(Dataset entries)
+--
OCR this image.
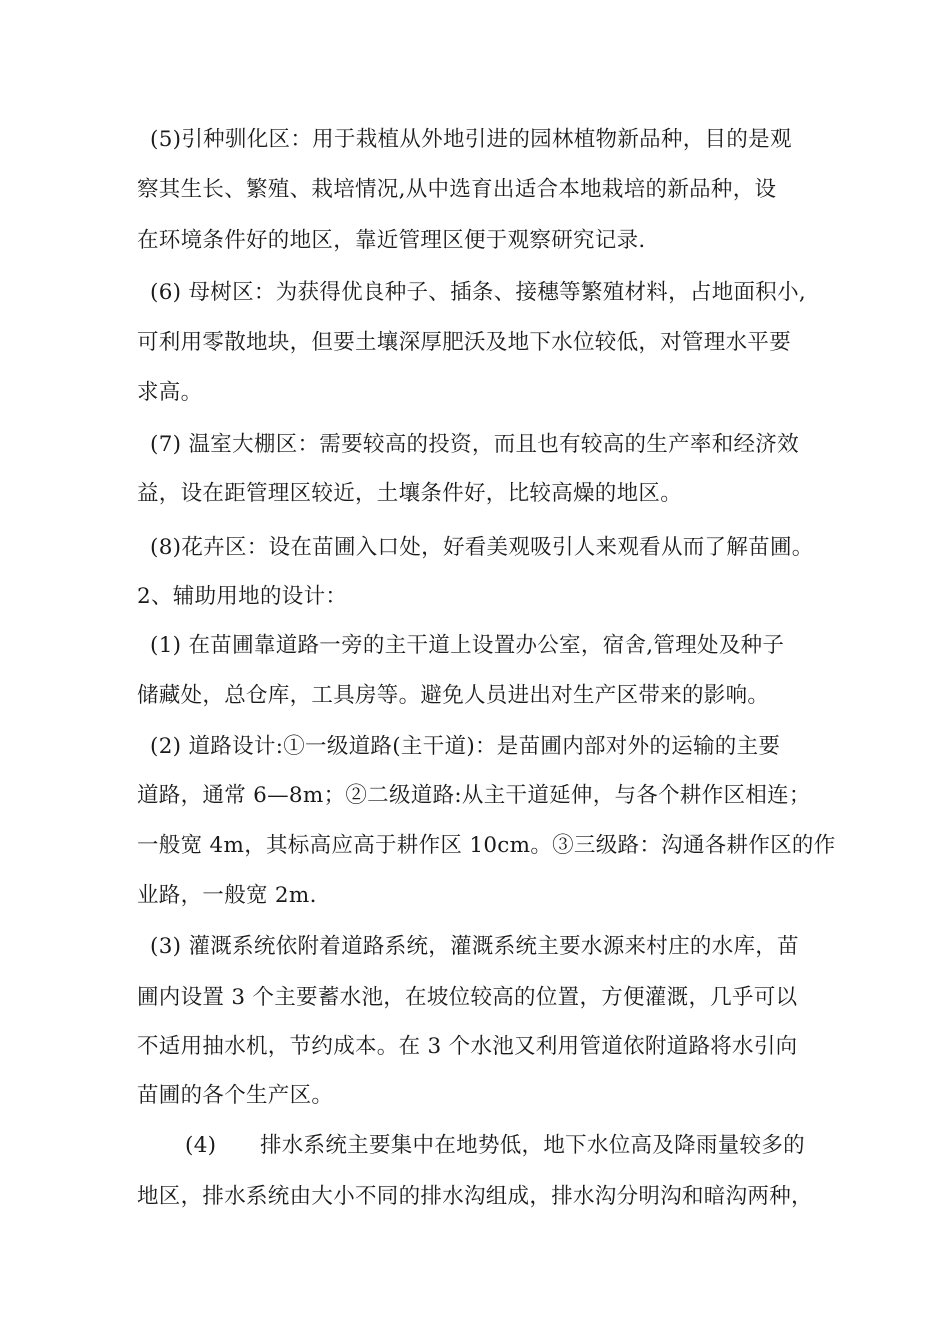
(5)引种驯化区：用于栽植从外地引进的园林植物新品种，目的是观
察其生长、繁殖、栽培情况,从中选育出适合本地栽培的新品种，设
在环境条件好的地区，靠近管理区便于观察研究记录.
(6) 母树区：为获得优良种子、插条、接穗等繁殖材料，占地面积小,
可利用零散地块，但要土壤深厚肥沃及地下水位较低，对管理水平要
求高。
(7) 温室大棚区：需要较高的投资，而且也有较高的生产率和经济效
益，设在距管理区较近，土壤条件好，比较高燥的地区。
(8)花卉区：设在苗圃入口处，好看美观吸引人来观看从而了解苗圃。
2、辅助用地的设计：
(1) 在苗圃靠道路一旁的主干道上设置办公室，宿舍,管理处及种子
储藏处，总仓库，工具房等。避免人员进出对生产区带来的影响。
(2) 道路设计:①一级道路(主干道)：是苗圃内部对外的运输的主要
道路，通常 6—8m；②二级道路:从主干道延伸，与各个耕作区相连；
一般宽 4m，其标高应高于耕作区 10cm。③三级路：沟通各耕作区的作
业路，一般宽 2m.
(3) 灌溉系统依附着道路系统，灌溉系统主要水源来村庄的水库，苗
圃内设置 3 个主要蓄水池，在坡位较高的位置，方便灌溉，几乎可以
不适用抽水机，节约成本。在 3 个水池又利用管道依附道路将水引向
苗圃的各个生产区。
(4)　　排水系统主要集中在地势低，地下水位高及降雨量较多的
地区，排水系统由大小不同的排水沟组成，排水沟分明沟和暗沟两种，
+--
• Work instructions:
Transcribe the whole listing, character for character, but not its images.

• The response:
OCR this image.
(5)引种驯化区：用于栽植从外地引进的园林植物新品种，目的是观
察其生长、繁殖、栽培情况,从中选育出适合本地栽培的新品种，设
在环境条件好的地区，靠近管理区便于观察研究记录.
(6) 母树区：为获得优良种子、插条、接穗等繁殖材料，占地面积小,
可利用零散地块，但要土壤深厚肥沃及地下水位较低，对管理水平要
求高。
(7) 温室大棚区：需要较高的投资，而且也有较高的生产率和经济效
益，设在距管理区较近，土壤条件好，比较高燥的地区。
(8)花卉区：设在苗圃入口处，好看美观吸引人来观看从而了解苗圃。
2、辅助用地的设计：
(1) 在苗圃靠道路一旁的主干道上设置办公室，宿舍,管理处及种子
储藏处，总仓库，工具房等。避免人员进出对生产区带来的影响。
(2) 道路设计:①一级道路(主干道)：是苗圃内部对外的运输的主要
道路，通常 6—8m；②二级道路:从主干道延伸，与各个耕作区相连；
一般宽 4m，其标高应高于耕作区 10cm。③三级路：沟通各耕作区的作
业路，一般宽 2m.
(3) 灌溉系统依附着道路系统，灌溉系统主要水源来村庄的水库，苗
圃内设置 3 个主要蓄水池，在坡位较高的位置，方便灌溉，几乎可以
不适用抽水机，节约成本。在 3 个水池又利用管道依附道路将水引向
苗圃的各个生产区。
(4)　　排水系统主要集中在地势低，地下水位高及降雨量较多的
地区，排水系统由大小不同的排水沟组成，排水沟分明沟和暗沟两种，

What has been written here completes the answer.